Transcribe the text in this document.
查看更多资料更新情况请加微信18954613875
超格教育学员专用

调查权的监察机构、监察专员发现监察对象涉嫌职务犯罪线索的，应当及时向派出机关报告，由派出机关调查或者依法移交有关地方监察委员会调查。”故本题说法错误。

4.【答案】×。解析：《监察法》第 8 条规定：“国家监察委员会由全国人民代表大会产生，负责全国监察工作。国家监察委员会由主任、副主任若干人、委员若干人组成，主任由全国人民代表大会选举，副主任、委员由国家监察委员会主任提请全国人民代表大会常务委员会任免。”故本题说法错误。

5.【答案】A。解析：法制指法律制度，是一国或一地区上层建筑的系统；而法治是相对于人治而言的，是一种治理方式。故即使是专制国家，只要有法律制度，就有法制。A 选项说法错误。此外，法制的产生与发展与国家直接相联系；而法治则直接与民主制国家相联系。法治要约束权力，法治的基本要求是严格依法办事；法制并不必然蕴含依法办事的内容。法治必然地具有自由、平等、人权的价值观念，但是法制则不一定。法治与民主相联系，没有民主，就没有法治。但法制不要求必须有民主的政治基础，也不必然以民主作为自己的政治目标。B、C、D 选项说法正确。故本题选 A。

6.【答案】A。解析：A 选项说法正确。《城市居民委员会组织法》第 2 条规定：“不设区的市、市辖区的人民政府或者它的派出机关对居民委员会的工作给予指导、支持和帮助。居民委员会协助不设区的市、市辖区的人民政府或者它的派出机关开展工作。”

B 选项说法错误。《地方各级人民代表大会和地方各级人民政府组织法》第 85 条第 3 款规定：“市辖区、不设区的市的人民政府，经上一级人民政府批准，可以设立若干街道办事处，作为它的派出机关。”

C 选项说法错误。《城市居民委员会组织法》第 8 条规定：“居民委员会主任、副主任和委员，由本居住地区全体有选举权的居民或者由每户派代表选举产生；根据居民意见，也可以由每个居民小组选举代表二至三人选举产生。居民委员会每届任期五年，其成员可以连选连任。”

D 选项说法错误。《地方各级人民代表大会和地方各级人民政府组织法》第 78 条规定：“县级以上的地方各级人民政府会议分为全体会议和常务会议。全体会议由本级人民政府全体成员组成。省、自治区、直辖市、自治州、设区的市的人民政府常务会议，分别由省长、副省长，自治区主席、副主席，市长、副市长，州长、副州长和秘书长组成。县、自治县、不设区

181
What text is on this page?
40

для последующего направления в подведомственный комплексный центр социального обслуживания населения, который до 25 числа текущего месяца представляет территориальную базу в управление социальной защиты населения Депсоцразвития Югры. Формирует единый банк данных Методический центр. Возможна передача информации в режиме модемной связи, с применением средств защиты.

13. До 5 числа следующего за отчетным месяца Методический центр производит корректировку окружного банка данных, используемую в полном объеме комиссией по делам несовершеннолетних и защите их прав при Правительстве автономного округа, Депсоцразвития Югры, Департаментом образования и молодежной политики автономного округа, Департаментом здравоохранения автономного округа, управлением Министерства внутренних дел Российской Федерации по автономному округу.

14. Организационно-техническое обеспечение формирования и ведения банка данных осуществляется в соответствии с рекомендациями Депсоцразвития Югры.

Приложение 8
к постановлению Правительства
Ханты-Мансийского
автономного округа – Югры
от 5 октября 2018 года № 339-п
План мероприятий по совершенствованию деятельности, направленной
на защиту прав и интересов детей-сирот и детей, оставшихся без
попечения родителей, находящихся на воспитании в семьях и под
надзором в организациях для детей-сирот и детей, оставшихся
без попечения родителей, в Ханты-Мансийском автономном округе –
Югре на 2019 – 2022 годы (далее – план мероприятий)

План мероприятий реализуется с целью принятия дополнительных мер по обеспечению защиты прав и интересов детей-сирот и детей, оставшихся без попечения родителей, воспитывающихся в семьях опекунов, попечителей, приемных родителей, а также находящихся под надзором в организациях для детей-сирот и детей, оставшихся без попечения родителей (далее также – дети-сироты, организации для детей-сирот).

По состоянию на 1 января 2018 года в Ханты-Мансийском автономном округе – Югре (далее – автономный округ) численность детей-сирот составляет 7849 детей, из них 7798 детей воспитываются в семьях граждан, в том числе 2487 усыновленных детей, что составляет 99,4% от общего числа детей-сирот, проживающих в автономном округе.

=-=-=-=-=

SET PROBLEM: Write the entries again, exactly as they stand.

SOLUTION TO THIS EXERCISE:
Transcribe the text in this document.
查看更多资料更新情况请加微信18954613875
超格教育学员专用

调查权的监察机构、监察专员发现监察对象涉嫌职务犯罪线索的，应当及时向派出机关报告，由派出机关调查或者依法移交有关地方监察委员会调查。”故本题说法错误。

4.【答案】×。解析：《监察法》第 8 条规定：“国家监察委员会由全国人民代表大会产生，负责全国监察工作。国家监察委员会由主任、副主任若干人、委员若干人组成，主任由全国人民代表大会选举，副主任、委员由国家监察委员会主任提请全国人民代表大会常务委员会任免。”故本题说法错误。

5.【答案】A。解析：法制指法律制度，是一国或一地区上层建筑的系统；而法治是相对于人治而言的，是一种治理方式。故即使是专制国家，只要有法律制度，就有法制。A 选项说法错误。此外，法制的产生与发展与国家直接相联系；而法治则直接与民主制国家相联系。法治要约束权力，法治的基本要求是严格依法办事；法制并不必然蕴含依法办事的内容。法治必然地具有自由、平等、人权的价值观念，但是法制则不一定。法治与民主相联系，没有民主，就没有法治。但法制不要求必须有民主的政治基础，也不必然以民主作为自己的政治目标。B、C、D 选项说法正确。故本题选 A。

6.【答案】A。解析：A 选项说法正确。《城市居民委员会组织法》第 2 条规定：“不设区的市、市辖区的人民政府或者它的派出机关对居民委员会的工作给予指导、支持和帮助。居民委员会协助不设区的市、市辖区的人民政府或者它的派出机关开展工作。”

B 选项说法错误。《地方各级人民代表大会和地方各级人民政府组织法》第 85 条第 3 款规定：“市辖区、不设区的市的人民政府，经上一级人民政府批准，可以设立若干街道办事处，作为它的派出机关。”

C 选项说法错误。《城市居民委员会组织法》第 8 条规定：“居民委员会主任、副主任和委员，由本居住地区全体有选举权的居民或者由每户派代表选举产生；根据居民意见，也可以由每个居民小组选举代表二至三人选举产生。居民委员会每届任期五年，其成员可以连选连任。”

D 选项说法错误。《地方各级人民代表大会和地方各级人民政府组织法》第 78 条规定：“县级以上的地方各级人民政府会议分为全体会议和常务会议。全体会议由本级人民政府全体成员组成。省、自治区、直辖市、自治州、设区的市的人民政府常务会议，分别由省长、副省长，自治区主席、副主席，市长、副市长，州长、副州长和秘书长组成。县、自治县、不设区

181
What text is on this page?
40

для последующего направления в подведомственный комплексный центр социального обслуживания населения, который до 25 числа текущего месяца представляет территориальную базу в управление социальной защиты населения Депсоцразвития Югры. Формирует единый банк данных Методический центр. Возможна передача информации в режиме модемной связи, с применением средств защиты.

13. До 5 числа следующего за отчетным месяца Методический центр производит корректировку окружного банка данных, используемую в полном объеме комиссией по делам несовершеннолетних и защите их прав при Правительстве автономного округа, Депсоцразвития Югры, Департаментом образования и молодежной политики автономного округа, Департаментом здравоохранения автономного округа, управлением Министерства внутренних дел Российской Федерации по автономному округу.

14. Организационно-техническое обеспечение формирования и ведения банка данных осуществляется в соответствии с рекомендациями Депсоцразвития Югры.

Приложение 8
к постановлению Правительства
Ханты-Мансийского
автономного округа – Югры
от 5 октября 2018 года № 339-п
План мероприятий по совершенствованию деятельности, направленной
на защиту прав и интересов детей-сирот и детей, оставшихся без
попечения родителей, находящихся на воспитании в семьях и под
надзором в организациях для детей-сирот и детей, оставшихся
без попечения родителей, в Ханты-Мансийском автономном округе –
Югре на 2019 – 2022 годы (далее – план мероприятий)

План мероприятий реализуется с целью принятия дополнительных мер по обеспечению защиты прав и интересов детей-сирот и детей, оставшихся без попечения родителей, воспитывающихся в семьях опекунов, попечителей, приемных родителей, а также находящихся под надзором в организациях для детей-сирот и детей, оставшихся без попечения родителей (далее также – дети-сироты, организации для детей-сирот).

По состоянию на 1 января 2018 года в Ханты-Мансийском автономном округе – Югре (далее – автономный округ) численность детей-сирот составляет 7849 детей, из них 7798 детей воспитываются в семьях граждан, в том числе 2487 усыновленных детей, что составляет 99,4% от общего числа детей-сирот, проживающих в автономном округе.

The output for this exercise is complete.